### [Prompt]
Look through the material below. Copy every line with the string "grid" in it.

### [Source data]
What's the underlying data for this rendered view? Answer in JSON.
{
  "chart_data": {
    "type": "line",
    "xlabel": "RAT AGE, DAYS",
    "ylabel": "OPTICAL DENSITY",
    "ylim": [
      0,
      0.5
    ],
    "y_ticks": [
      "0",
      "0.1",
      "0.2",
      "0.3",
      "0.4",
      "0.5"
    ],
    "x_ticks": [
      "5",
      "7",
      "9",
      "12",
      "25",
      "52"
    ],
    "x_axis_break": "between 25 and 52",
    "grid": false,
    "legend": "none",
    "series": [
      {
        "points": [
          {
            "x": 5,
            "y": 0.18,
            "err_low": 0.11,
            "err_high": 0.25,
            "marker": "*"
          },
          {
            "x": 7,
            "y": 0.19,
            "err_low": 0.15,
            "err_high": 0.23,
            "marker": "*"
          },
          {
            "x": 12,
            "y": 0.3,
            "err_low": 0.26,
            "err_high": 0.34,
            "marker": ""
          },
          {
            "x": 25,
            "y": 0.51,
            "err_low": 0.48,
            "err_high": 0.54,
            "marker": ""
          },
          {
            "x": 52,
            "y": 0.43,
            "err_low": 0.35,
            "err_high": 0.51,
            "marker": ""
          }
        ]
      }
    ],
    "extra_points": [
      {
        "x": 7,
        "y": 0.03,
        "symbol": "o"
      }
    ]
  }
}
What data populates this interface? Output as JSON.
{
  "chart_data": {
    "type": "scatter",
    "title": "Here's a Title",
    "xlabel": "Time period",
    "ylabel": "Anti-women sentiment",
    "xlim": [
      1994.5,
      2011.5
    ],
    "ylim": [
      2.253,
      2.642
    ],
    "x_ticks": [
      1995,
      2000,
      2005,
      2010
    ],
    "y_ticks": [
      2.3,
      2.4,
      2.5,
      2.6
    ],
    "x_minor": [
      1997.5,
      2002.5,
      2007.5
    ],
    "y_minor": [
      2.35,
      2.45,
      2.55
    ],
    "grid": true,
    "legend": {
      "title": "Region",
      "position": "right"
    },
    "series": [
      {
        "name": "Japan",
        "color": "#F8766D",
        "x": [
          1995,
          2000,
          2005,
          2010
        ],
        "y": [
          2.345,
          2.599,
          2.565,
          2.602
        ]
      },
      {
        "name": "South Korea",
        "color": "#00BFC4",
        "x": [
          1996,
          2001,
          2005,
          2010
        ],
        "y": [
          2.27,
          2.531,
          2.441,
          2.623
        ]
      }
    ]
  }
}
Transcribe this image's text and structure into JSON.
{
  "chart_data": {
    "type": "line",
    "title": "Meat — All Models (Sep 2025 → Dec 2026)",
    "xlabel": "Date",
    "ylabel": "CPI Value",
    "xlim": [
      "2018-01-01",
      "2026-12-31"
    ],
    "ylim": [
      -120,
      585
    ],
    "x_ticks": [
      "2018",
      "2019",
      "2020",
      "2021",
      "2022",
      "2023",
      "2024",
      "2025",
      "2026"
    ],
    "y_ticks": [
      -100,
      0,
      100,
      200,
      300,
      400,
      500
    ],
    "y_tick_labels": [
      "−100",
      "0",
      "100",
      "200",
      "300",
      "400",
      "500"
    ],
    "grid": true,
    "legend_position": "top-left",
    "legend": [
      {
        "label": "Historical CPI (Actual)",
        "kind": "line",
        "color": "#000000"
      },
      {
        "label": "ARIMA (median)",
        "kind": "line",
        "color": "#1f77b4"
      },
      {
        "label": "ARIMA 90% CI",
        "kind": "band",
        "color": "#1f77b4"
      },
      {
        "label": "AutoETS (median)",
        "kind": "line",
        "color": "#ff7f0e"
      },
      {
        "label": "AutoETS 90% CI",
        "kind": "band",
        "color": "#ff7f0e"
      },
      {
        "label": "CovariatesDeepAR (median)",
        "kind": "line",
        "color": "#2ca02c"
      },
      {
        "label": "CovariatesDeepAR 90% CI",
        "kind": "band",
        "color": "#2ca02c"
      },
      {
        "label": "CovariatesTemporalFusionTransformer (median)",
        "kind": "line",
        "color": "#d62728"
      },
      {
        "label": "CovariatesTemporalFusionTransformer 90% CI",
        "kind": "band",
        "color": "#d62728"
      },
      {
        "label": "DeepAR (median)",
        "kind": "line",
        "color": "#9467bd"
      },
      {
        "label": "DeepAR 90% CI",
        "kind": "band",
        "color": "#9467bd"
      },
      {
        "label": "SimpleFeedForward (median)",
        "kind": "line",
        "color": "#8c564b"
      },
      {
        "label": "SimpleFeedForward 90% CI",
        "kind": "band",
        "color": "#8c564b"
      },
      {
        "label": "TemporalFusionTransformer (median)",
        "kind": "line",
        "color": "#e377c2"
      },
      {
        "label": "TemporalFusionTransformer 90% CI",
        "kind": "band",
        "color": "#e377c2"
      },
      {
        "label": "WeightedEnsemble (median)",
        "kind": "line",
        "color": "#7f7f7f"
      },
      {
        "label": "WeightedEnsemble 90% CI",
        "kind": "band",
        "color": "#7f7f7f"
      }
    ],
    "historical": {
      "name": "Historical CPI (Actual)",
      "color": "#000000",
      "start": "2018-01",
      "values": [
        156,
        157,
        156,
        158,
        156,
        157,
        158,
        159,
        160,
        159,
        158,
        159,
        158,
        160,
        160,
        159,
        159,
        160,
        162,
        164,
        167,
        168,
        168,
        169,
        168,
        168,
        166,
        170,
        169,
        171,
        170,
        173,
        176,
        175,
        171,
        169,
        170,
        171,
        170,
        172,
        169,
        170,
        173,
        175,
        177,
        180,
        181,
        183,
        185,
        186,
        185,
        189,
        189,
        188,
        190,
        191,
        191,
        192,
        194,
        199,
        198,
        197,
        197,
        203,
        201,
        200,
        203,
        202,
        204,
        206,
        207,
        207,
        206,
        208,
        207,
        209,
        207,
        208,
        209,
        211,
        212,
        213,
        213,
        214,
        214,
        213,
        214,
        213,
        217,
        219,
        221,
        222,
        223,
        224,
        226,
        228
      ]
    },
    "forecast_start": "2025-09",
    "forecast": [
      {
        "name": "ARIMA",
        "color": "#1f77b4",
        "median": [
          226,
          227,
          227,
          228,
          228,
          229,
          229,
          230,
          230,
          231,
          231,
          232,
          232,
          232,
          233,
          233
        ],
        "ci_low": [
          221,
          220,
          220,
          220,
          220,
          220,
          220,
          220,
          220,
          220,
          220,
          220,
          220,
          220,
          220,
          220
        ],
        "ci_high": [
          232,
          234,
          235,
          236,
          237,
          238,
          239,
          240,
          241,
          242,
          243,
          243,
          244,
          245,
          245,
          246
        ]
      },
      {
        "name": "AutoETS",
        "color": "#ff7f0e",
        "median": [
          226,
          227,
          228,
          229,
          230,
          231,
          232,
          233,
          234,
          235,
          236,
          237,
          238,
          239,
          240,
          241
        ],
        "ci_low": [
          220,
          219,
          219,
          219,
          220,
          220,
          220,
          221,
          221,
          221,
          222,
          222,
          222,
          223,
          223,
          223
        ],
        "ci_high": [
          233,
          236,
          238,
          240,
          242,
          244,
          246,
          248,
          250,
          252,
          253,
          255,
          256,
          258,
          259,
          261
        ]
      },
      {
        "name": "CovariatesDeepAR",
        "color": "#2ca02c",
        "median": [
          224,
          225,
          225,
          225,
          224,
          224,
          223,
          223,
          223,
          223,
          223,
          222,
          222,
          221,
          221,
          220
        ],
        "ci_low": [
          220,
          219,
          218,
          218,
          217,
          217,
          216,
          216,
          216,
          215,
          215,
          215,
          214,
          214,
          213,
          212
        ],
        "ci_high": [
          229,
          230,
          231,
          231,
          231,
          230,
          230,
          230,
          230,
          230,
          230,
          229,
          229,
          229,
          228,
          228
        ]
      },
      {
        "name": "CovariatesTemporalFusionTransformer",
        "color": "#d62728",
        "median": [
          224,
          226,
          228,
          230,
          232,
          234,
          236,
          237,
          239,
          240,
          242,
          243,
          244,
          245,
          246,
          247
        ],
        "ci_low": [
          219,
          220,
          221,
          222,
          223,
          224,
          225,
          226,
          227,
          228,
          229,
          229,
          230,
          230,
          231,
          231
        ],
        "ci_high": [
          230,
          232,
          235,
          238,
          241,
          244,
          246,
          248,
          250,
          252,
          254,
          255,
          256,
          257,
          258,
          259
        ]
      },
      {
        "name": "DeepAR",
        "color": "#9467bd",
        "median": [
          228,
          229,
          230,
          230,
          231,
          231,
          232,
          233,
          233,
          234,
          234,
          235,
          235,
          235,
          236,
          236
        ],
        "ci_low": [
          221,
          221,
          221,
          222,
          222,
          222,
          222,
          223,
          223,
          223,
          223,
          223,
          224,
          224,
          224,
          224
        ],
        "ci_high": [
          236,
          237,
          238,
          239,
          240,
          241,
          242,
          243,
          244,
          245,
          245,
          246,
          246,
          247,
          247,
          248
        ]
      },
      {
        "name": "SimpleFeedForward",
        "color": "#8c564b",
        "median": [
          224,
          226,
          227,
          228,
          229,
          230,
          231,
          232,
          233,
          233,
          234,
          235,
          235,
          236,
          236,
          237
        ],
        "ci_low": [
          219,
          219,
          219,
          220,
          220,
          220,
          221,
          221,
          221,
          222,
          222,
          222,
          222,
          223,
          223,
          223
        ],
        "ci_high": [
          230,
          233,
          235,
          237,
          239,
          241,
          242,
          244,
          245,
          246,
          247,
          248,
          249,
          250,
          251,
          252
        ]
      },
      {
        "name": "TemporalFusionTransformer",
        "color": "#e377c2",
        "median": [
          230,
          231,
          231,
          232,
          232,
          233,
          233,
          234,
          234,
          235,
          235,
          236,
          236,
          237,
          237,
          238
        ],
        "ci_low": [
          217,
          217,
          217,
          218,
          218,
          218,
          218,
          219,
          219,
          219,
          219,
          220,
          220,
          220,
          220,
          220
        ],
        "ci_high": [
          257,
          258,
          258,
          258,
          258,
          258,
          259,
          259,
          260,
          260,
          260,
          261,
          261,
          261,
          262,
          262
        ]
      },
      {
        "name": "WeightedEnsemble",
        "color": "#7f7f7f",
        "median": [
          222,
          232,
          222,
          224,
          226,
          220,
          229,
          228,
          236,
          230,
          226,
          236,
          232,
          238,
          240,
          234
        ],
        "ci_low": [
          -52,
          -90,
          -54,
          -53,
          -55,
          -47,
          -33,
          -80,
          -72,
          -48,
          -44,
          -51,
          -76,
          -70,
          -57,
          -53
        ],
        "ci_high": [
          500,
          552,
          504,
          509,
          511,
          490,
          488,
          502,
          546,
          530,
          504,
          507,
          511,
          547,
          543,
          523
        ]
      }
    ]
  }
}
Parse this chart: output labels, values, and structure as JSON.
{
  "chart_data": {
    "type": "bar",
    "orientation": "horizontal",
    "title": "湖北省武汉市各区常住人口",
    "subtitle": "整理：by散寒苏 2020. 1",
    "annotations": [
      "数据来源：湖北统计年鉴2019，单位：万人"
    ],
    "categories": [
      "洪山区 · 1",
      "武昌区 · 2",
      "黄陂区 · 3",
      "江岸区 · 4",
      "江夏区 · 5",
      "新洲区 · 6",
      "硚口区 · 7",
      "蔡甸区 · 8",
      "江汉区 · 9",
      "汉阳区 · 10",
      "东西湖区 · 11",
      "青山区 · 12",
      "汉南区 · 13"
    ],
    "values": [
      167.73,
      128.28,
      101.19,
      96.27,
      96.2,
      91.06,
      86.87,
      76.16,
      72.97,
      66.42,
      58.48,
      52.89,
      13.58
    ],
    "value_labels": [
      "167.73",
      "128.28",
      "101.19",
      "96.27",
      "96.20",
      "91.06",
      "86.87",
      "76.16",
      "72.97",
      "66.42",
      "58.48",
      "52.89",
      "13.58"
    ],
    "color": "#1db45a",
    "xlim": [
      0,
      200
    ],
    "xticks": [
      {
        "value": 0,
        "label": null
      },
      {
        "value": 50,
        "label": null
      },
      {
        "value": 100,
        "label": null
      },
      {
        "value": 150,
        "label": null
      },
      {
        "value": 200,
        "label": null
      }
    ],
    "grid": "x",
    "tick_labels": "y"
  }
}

### [Solution to the exercise]
    "grid": false,
    "grid": true,
    "grid": true,
    "grid": "x",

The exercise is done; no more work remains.